_GOAL_: Write out each line beneath this one exactly as it reads.

_MATERIAL_:
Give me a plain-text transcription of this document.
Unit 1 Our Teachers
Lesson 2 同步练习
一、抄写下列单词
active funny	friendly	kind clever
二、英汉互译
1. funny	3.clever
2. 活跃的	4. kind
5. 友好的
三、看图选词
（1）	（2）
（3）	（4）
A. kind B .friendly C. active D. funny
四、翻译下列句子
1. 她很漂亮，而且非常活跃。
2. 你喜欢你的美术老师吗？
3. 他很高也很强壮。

_ANSWER TO THE PROBLEM_:
Give me a plain-text transcription of this document.
Unit 1 Our Teachers
Lesson 2 同步练习
一、抄写下列单词
active funny	friendly	kind clever
二、英汉互译
1. funny	3.clever
2. 活跃的	4. kind
5. 友好的
三、看图选词
（1）	（2）
（3）	（4）
A. kind B .friendly C. active D. funny
四、翻译下列句子
1. 她很漂亮，而且非常活跃。
2. 你喜欢你的美术老师吗？
3. 他很高也很强壮。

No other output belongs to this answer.